■ **Direction**
Review the material line by line. Identify and copy every line that contains the string "name".

■ **Supplied material**
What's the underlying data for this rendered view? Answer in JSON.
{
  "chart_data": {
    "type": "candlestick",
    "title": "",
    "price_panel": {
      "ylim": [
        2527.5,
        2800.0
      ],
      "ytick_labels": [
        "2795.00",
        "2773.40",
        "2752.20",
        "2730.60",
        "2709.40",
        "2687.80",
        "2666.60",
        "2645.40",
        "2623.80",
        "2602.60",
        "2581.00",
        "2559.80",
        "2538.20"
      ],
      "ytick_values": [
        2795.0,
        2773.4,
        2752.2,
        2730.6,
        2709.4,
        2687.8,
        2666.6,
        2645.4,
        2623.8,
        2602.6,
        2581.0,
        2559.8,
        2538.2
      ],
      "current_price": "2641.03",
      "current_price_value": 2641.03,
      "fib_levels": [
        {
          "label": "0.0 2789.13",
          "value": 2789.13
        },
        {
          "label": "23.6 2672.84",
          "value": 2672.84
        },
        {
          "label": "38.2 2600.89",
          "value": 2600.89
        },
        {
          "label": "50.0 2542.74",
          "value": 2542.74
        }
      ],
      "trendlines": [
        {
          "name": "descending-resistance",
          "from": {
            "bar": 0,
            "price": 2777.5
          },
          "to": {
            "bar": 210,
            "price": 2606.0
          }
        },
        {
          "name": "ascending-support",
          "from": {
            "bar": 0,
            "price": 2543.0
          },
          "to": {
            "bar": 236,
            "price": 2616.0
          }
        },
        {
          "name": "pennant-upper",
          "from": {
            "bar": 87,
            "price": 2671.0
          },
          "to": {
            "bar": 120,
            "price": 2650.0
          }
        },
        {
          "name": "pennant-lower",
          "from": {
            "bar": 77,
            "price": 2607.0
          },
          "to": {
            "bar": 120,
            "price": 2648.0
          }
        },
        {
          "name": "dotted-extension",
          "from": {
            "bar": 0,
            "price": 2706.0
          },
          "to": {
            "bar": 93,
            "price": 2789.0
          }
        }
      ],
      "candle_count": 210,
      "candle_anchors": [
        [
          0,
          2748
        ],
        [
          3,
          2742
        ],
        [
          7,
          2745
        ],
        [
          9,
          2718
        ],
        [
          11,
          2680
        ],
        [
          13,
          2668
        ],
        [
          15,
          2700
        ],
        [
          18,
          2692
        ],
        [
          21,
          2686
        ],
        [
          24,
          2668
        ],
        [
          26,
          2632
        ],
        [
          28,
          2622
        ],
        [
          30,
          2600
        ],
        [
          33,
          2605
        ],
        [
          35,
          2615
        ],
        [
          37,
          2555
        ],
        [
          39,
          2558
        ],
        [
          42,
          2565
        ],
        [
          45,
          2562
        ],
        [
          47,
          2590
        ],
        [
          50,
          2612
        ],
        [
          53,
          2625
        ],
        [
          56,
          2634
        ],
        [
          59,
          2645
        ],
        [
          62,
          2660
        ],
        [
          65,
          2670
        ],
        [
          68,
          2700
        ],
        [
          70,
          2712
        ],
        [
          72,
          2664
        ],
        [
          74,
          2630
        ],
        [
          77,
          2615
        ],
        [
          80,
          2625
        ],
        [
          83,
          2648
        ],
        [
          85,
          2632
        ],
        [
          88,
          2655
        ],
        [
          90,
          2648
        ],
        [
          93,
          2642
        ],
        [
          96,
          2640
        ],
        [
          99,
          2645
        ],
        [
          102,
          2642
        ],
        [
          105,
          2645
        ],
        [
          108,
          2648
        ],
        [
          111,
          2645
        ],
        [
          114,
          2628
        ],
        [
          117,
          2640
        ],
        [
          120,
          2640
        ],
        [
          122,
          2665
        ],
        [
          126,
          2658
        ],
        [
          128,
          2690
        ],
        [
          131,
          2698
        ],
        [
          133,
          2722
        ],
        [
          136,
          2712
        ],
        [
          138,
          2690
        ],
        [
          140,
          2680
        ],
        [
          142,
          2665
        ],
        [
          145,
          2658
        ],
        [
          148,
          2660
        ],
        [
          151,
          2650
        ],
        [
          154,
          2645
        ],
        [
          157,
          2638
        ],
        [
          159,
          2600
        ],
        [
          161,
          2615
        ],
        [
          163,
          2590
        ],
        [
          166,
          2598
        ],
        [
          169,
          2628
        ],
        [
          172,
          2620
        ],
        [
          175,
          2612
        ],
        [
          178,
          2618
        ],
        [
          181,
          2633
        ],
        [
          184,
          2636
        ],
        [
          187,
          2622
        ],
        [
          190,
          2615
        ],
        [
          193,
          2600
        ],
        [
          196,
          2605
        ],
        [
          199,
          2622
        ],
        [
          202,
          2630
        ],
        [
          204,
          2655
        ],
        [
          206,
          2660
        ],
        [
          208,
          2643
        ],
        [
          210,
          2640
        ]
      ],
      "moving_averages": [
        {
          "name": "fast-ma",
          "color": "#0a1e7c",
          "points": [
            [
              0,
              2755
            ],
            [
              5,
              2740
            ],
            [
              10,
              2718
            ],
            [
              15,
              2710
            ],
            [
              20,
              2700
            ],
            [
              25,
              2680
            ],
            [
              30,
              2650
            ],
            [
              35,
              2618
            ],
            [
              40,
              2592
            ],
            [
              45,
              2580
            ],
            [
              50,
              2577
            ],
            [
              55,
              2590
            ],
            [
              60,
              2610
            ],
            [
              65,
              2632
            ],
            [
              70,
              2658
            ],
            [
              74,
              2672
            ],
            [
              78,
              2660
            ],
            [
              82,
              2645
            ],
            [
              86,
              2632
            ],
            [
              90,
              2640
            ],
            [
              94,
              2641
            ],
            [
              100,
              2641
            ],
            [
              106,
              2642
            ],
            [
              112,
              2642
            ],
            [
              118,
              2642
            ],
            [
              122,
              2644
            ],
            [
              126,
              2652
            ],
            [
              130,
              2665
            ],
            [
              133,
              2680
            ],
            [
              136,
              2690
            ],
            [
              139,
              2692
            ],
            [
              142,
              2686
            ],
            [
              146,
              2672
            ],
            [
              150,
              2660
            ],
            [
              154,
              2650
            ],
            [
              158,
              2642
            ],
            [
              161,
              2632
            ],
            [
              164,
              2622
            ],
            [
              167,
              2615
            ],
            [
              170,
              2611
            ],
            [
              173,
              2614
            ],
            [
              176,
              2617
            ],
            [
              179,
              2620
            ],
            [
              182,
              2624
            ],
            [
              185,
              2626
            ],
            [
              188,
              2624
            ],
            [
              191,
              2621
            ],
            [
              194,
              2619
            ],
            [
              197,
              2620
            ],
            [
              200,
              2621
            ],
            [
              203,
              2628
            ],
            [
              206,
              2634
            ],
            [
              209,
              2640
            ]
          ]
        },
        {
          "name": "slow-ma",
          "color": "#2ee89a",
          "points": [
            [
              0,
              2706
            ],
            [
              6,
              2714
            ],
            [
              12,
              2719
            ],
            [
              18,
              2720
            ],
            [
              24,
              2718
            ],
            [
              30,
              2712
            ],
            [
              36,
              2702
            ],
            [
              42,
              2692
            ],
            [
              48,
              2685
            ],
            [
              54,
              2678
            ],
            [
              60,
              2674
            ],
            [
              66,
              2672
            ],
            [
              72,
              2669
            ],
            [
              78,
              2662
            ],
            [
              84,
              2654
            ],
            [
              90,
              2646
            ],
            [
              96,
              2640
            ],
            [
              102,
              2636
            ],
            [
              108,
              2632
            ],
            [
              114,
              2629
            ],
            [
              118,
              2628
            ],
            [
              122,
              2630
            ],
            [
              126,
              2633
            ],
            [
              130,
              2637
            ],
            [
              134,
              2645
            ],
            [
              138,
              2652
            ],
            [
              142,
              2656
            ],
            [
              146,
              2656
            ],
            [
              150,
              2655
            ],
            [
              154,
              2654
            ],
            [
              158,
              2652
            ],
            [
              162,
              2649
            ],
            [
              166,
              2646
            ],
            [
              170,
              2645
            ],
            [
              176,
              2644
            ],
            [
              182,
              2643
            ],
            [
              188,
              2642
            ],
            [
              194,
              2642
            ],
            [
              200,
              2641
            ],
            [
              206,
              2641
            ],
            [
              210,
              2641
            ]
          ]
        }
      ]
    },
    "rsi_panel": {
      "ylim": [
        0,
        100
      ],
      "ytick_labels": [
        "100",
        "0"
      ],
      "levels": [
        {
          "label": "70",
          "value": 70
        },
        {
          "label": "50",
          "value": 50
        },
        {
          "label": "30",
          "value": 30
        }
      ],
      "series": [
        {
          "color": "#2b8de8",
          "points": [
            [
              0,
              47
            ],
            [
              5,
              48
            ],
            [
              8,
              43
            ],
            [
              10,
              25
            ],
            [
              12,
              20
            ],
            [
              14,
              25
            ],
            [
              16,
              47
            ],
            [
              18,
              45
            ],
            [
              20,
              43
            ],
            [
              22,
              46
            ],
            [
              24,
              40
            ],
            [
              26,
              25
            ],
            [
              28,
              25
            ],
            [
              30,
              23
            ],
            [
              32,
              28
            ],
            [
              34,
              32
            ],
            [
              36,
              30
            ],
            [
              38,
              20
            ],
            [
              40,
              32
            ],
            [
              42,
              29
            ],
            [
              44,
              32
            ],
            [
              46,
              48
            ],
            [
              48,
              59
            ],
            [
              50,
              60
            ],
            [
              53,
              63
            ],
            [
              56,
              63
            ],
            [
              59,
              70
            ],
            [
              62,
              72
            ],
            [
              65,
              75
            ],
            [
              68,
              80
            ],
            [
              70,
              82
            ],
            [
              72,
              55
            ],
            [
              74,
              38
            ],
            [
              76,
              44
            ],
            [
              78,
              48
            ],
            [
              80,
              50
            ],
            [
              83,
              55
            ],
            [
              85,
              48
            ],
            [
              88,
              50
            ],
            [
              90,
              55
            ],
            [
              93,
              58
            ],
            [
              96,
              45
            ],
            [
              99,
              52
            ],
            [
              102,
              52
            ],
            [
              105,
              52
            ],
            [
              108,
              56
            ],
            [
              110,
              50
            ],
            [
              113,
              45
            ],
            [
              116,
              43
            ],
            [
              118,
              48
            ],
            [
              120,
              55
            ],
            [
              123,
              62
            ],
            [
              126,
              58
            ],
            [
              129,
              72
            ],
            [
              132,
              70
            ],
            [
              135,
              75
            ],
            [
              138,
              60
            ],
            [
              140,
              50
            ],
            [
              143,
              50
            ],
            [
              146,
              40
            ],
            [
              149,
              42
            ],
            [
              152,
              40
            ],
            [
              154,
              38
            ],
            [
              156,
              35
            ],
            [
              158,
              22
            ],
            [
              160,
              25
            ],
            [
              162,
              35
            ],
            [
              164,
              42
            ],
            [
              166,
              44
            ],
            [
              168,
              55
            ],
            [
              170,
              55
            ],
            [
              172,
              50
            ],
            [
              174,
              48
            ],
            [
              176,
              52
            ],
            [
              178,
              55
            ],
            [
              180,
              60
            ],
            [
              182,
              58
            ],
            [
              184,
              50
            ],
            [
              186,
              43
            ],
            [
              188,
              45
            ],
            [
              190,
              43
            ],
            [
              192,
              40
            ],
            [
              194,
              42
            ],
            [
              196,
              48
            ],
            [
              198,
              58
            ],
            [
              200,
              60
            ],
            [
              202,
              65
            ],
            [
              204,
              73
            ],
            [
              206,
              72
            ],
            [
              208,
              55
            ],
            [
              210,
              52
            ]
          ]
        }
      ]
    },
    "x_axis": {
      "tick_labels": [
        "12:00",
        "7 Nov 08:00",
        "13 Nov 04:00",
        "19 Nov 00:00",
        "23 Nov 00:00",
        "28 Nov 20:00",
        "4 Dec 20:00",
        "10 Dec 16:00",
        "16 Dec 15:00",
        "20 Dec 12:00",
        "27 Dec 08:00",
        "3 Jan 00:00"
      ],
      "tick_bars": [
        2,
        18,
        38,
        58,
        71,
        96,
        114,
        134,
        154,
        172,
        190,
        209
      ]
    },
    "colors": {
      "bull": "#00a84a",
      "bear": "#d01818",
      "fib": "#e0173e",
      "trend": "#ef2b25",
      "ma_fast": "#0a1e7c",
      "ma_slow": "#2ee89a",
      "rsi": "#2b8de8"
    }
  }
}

■ **Written solution**
          "name": "descending-resistance",
          "name": "ascending-support",
          "name": "pennant-upper",
          "name": "pennant-lower",
          "name": "dotted-extension",
          "name": "fast-ma",
          "name": "slow-ma",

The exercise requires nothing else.